* BEGIN *
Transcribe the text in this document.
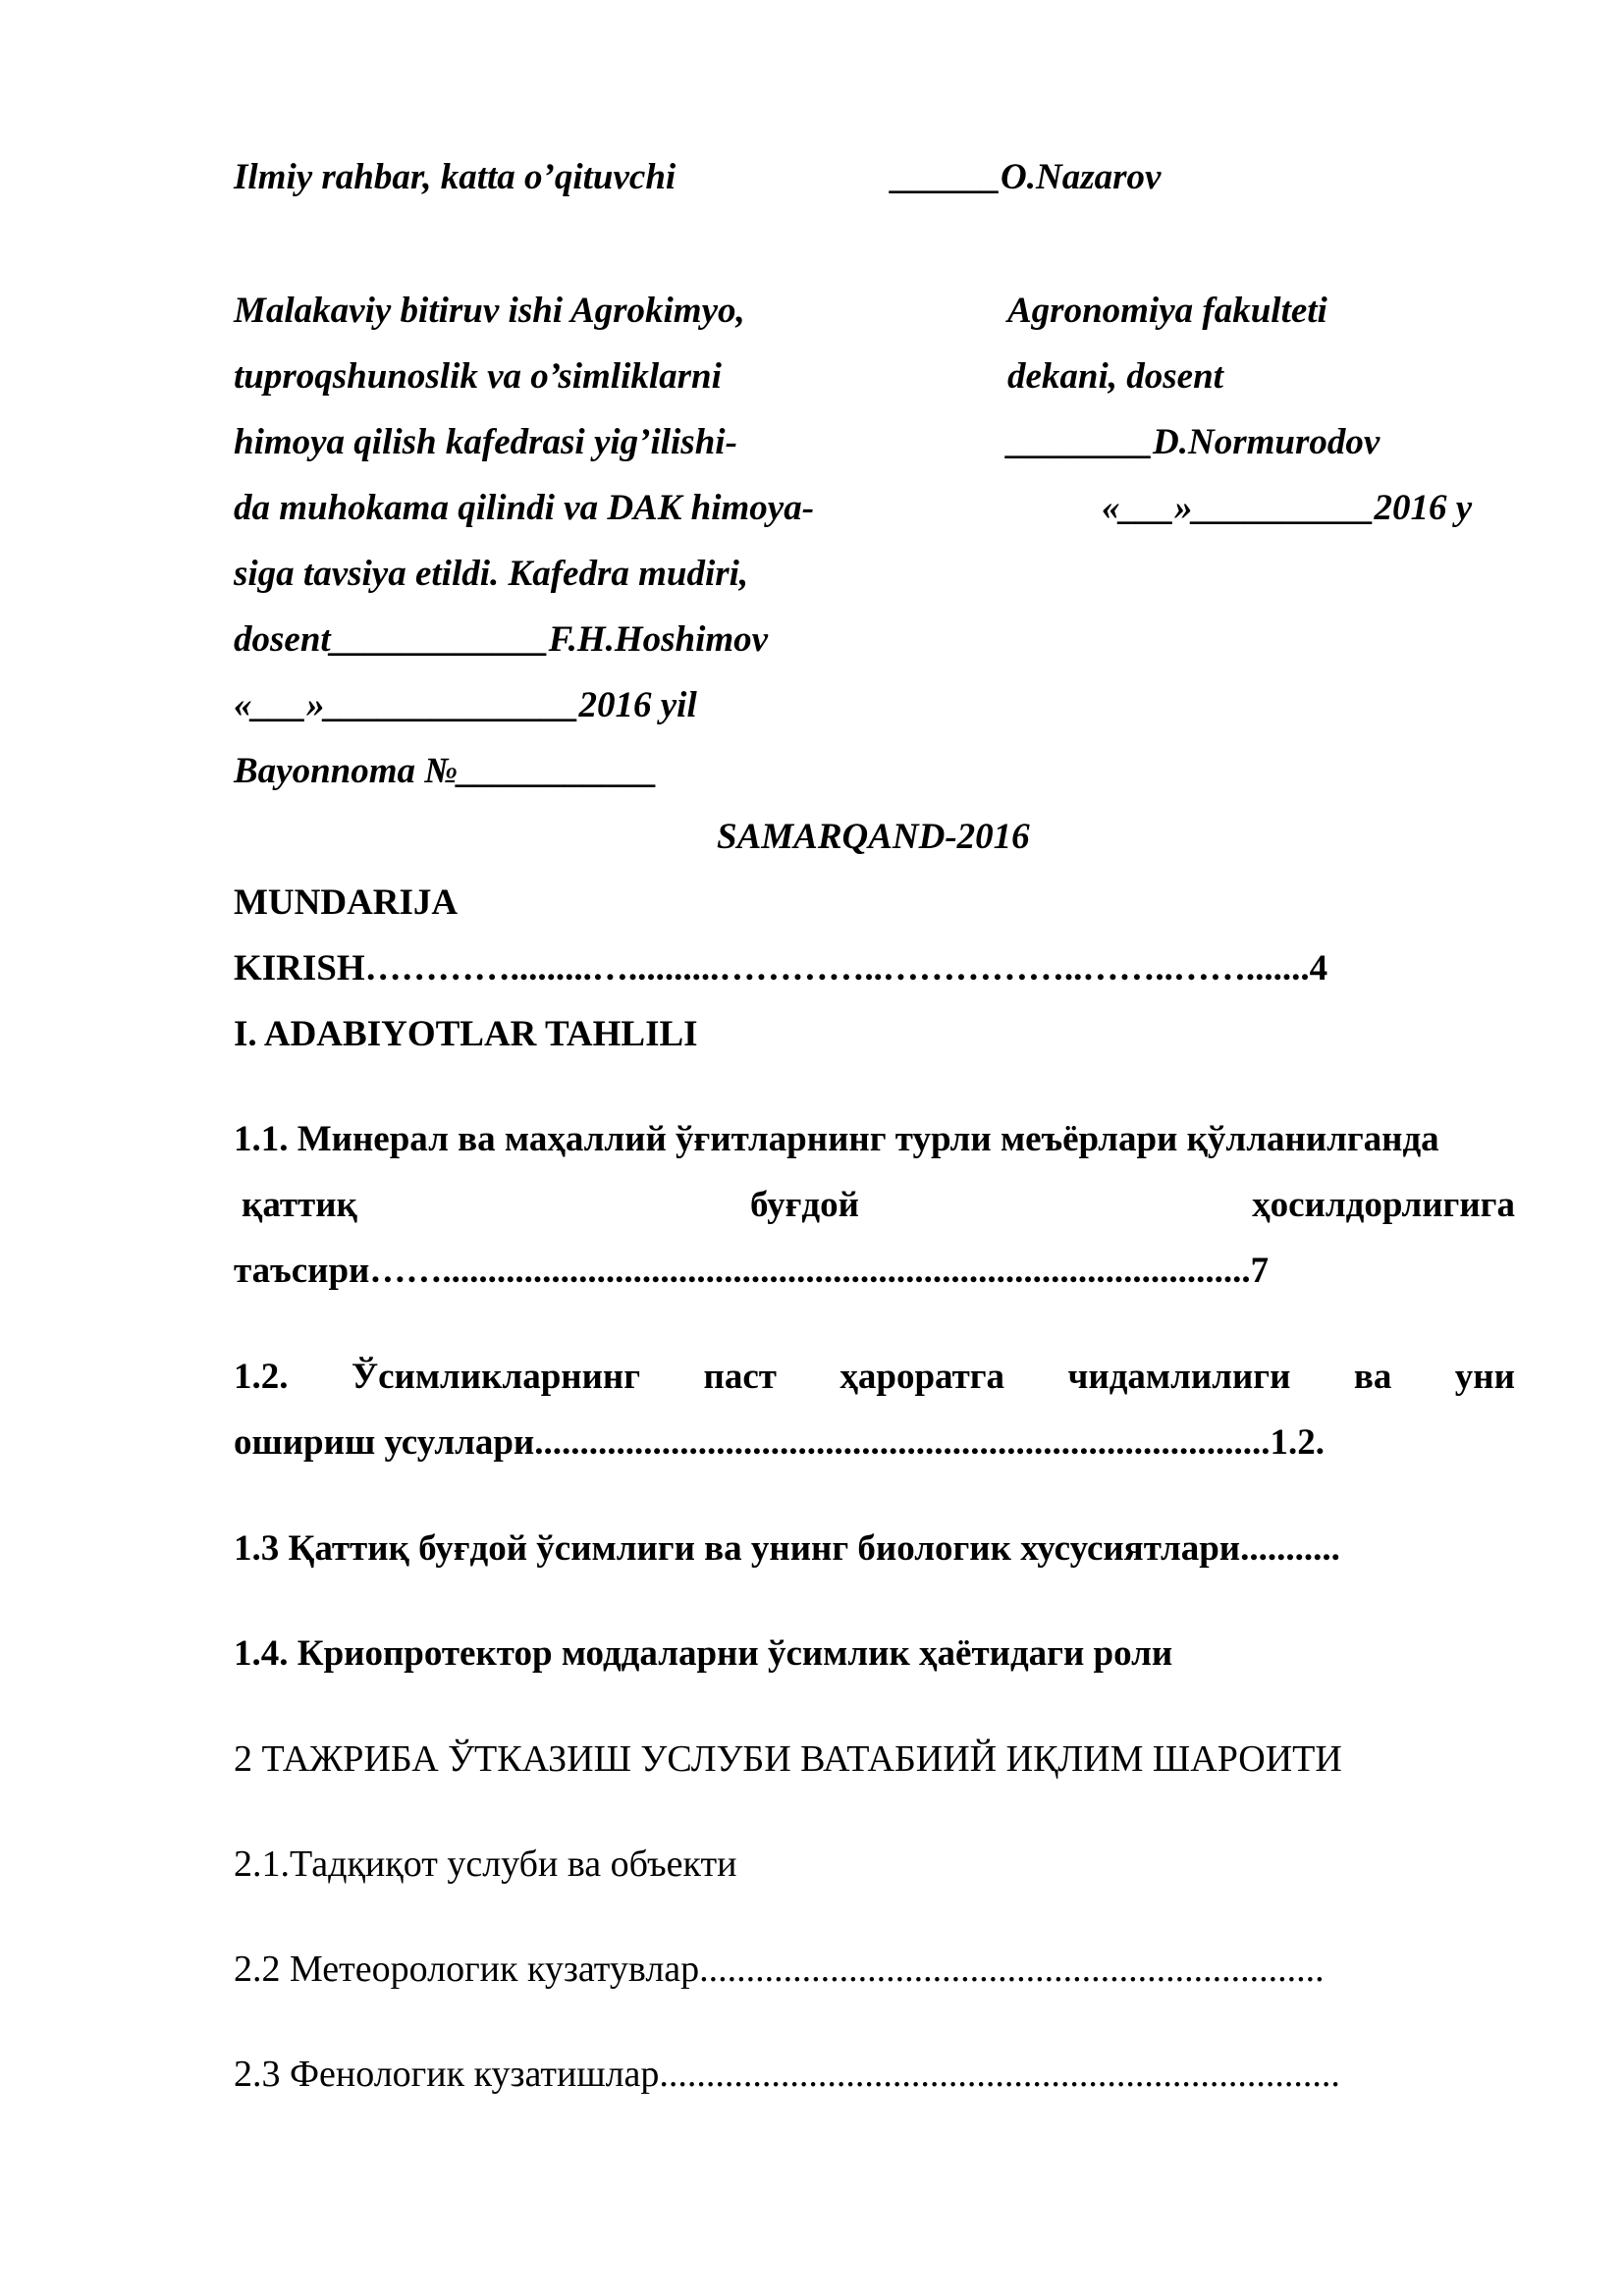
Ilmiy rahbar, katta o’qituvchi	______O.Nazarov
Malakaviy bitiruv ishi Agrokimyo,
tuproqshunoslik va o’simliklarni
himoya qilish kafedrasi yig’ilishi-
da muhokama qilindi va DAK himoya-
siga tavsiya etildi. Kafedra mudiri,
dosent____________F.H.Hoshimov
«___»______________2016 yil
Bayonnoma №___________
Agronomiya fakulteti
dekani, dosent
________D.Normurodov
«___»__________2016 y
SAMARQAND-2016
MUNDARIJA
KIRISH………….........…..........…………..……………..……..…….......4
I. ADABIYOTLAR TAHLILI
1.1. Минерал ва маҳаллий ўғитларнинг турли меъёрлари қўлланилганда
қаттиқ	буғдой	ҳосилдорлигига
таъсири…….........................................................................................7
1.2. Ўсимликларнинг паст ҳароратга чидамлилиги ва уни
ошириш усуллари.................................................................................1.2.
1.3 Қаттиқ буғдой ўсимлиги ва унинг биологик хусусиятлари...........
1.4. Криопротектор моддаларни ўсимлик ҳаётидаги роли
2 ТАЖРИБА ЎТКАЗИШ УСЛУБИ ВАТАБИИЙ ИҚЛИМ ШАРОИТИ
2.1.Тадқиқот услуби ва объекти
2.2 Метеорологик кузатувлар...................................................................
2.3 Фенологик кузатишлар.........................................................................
* END *
◆ What you will do ◆
Check each line of these records for the string "буғдой" and state only how many lines have it.

◆ Response to this exercise ◆
2